[[ Data for analysis open ]]
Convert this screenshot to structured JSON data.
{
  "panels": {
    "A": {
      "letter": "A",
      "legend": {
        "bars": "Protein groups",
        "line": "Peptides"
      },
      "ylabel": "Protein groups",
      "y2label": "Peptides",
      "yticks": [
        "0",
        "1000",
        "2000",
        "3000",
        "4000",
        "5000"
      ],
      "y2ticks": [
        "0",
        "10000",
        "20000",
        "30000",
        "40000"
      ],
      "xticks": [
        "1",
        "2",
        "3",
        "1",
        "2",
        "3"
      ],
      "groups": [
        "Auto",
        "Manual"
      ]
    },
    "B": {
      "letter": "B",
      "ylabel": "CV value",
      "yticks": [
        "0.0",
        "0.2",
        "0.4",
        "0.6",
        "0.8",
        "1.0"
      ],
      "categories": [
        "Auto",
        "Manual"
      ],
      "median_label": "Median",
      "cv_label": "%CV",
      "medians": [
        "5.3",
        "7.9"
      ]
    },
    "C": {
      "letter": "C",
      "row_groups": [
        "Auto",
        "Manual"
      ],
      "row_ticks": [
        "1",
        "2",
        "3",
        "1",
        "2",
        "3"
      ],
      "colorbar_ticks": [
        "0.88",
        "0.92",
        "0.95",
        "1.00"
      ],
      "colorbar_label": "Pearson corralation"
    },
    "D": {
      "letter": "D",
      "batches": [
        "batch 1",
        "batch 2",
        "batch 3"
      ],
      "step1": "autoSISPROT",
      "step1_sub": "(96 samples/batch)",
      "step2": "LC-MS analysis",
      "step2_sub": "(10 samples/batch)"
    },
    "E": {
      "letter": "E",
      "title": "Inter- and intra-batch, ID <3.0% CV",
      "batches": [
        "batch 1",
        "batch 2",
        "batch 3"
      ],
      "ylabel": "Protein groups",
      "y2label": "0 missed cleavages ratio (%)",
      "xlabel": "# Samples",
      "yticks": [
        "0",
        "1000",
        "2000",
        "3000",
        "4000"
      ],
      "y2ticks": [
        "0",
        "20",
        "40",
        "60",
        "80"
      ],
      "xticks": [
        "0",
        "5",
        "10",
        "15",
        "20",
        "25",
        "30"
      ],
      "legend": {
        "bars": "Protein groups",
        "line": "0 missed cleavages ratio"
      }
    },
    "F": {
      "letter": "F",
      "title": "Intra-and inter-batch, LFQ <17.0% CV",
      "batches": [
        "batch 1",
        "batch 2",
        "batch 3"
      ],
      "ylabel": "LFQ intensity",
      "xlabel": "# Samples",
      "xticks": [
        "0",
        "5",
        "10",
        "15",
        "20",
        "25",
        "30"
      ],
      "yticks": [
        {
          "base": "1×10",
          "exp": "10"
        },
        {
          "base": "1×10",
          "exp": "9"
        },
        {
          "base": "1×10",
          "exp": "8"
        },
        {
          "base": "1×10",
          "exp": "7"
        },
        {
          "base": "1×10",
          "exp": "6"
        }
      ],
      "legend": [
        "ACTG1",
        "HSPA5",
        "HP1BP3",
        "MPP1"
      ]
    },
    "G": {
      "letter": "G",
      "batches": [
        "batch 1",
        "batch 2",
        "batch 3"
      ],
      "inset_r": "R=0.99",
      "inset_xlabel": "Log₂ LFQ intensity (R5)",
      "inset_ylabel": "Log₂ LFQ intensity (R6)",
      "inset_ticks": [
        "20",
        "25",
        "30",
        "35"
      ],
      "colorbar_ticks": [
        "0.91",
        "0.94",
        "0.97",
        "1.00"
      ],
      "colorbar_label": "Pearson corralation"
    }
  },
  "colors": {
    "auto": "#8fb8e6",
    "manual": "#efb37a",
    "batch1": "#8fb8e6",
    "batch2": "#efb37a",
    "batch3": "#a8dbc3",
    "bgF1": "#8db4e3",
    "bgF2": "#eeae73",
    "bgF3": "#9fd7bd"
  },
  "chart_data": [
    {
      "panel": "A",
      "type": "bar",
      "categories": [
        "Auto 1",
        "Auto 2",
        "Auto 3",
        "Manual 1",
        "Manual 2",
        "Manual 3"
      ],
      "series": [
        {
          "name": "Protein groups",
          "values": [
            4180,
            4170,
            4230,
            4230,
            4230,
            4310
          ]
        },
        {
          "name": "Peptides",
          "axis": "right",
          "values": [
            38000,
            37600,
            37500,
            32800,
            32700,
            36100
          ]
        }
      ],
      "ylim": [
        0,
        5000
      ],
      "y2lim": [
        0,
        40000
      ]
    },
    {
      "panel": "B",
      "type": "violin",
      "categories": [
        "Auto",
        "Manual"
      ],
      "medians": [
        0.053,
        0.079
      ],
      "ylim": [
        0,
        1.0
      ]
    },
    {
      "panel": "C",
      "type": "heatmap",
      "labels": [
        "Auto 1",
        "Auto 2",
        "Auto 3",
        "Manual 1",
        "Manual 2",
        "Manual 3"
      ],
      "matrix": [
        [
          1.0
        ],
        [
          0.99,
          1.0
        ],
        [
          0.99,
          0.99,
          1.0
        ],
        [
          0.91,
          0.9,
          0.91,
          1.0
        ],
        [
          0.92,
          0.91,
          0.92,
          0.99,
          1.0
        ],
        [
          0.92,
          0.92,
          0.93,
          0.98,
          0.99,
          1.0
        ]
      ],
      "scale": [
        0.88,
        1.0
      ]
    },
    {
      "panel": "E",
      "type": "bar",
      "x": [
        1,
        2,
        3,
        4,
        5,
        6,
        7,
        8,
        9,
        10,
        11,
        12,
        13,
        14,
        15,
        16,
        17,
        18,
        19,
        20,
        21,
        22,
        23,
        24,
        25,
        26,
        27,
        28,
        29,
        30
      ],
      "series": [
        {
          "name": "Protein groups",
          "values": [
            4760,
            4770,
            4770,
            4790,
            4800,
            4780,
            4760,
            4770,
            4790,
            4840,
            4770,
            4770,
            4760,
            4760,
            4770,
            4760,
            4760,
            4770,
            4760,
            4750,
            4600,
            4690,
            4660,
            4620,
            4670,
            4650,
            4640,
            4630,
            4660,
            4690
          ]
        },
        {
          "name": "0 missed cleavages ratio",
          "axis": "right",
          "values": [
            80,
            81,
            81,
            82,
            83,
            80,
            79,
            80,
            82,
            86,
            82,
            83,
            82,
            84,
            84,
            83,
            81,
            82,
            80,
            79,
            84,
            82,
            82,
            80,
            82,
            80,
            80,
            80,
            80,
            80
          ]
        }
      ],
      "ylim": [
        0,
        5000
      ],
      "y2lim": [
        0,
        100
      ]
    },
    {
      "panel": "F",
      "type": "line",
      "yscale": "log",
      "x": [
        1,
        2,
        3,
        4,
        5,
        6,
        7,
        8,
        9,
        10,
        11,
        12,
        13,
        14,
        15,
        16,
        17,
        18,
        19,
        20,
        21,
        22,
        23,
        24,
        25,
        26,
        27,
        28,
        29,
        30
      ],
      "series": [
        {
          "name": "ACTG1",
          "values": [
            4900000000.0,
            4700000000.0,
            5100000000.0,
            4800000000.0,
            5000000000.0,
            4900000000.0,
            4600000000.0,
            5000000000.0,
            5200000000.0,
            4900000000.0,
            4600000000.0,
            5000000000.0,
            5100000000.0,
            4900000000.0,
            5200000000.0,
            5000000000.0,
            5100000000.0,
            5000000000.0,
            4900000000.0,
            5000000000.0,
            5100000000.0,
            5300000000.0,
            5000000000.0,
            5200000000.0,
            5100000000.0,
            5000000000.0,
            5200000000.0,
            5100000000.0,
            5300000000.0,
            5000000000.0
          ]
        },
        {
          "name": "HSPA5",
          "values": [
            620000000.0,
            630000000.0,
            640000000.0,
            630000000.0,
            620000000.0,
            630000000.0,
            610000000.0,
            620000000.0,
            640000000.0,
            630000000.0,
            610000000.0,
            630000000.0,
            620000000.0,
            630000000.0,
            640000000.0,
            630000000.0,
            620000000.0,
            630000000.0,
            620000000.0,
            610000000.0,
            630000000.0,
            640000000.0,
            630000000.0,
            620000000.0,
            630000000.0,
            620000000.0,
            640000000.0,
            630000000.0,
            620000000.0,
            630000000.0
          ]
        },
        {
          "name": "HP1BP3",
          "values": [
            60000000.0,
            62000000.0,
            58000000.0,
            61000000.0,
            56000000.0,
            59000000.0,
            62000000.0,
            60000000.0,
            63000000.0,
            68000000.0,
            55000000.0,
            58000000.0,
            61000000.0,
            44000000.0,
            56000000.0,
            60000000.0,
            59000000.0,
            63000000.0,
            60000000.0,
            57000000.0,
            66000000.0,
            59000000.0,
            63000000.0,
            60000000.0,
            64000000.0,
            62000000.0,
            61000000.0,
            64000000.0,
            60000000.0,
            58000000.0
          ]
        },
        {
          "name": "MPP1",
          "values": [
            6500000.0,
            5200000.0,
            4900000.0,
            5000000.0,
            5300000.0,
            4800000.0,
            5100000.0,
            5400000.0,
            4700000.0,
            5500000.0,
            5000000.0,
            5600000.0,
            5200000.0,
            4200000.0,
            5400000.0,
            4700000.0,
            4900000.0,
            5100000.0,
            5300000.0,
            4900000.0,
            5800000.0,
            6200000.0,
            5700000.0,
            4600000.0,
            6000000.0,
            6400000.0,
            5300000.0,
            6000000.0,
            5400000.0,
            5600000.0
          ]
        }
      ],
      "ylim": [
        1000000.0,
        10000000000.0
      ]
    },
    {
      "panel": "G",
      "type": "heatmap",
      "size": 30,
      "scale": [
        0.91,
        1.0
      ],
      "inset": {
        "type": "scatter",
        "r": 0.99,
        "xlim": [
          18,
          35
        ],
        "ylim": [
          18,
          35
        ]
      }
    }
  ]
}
[[ Data for analysis closed ]]
→ Work to be completed
Your answer should consist of all lines above that include the string "intensity".

→ Written response
      "ylabel": "LFQ intensity",
      "inset_xlabel": "Log₂ LFQ intensity (R5)",
      "inset_ylabel": "Log₂ LFQ intensity (R6)",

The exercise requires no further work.